> [GOAL OF THE EXERCISE] Can you find the lines of the listing that include "再保险公司提出差异化管理要求" and copy every one?

** BEGIN MATERIAL FOR THE TASK **

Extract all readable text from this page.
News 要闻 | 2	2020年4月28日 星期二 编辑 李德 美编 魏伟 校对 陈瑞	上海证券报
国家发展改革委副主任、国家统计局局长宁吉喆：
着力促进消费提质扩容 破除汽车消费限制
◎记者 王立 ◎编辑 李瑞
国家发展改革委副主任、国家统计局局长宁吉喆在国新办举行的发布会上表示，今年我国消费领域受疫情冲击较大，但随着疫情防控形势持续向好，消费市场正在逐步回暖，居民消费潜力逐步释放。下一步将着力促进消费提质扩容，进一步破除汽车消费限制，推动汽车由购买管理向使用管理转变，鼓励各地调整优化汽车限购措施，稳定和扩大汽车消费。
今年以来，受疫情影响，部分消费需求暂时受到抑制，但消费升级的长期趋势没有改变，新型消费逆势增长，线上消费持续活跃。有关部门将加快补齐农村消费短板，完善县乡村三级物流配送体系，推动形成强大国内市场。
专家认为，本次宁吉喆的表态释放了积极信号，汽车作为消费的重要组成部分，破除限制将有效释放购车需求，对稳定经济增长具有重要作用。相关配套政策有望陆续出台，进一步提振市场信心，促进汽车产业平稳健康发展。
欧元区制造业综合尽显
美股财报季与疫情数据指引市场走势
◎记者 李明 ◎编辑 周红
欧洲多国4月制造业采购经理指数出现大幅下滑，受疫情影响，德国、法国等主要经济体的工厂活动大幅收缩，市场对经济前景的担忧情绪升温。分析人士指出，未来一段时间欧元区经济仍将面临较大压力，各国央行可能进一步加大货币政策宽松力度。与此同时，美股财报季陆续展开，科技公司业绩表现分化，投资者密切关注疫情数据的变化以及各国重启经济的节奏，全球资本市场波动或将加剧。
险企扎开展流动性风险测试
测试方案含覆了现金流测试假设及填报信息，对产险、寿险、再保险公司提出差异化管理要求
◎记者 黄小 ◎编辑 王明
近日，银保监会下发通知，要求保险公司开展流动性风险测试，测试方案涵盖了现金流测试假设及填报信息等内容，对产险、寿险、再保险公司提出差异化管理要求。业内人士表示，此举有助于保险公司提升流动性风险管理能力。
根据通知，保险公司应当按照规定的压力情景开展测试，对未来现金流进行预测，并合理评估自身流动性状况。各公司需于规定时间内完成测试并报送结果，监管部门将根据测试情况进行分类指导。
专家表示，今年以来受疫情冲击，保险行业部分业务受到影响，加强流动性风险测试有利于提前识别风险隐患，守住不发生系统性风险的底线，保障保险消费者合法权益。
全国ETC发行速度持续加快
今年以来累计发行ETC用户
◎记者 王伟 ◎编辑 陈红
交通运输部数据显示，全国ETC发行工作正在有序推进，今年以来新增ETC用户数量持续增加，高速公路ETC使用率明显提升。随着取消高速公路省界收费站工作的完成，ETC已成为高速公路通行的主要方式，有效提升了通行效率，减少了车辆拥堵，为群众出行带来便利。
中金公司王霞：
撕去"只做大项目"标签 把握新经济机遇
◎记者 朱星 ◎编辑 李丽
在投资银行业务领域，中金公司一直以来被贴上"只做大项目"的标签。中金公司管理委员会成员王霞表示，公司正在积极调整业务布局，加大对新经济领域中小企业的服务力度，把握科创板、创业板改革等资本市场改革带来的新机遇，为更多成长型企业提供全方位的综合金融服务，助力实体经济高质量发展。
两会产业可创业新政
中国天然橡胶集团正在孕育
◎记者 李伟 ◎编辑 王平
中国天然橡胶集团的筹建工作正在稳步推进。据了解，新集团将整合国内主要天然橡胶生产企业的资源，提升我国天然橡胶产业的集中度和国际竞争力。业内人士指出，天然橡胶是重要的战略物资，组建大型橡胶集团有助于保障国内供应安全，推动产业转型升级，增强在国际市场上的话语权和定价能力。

** END MATERIAL FOR THE TASK **

> [ANSWER TO THE PROBLEM]
测试方案含覆了现金流测试假设及填报信息，对产险、寿险、再保险公司提出差异化管理要求
近日，银保监会下发通知，要求保险公司开展流动性风险测试，测试方案涵盖了现金流测试假设及填报信息等内容，对产险、寿险、再保险公司提出差异化管理要求。业内人士表示，此举有助于保险公司提升流动性风险管理能力。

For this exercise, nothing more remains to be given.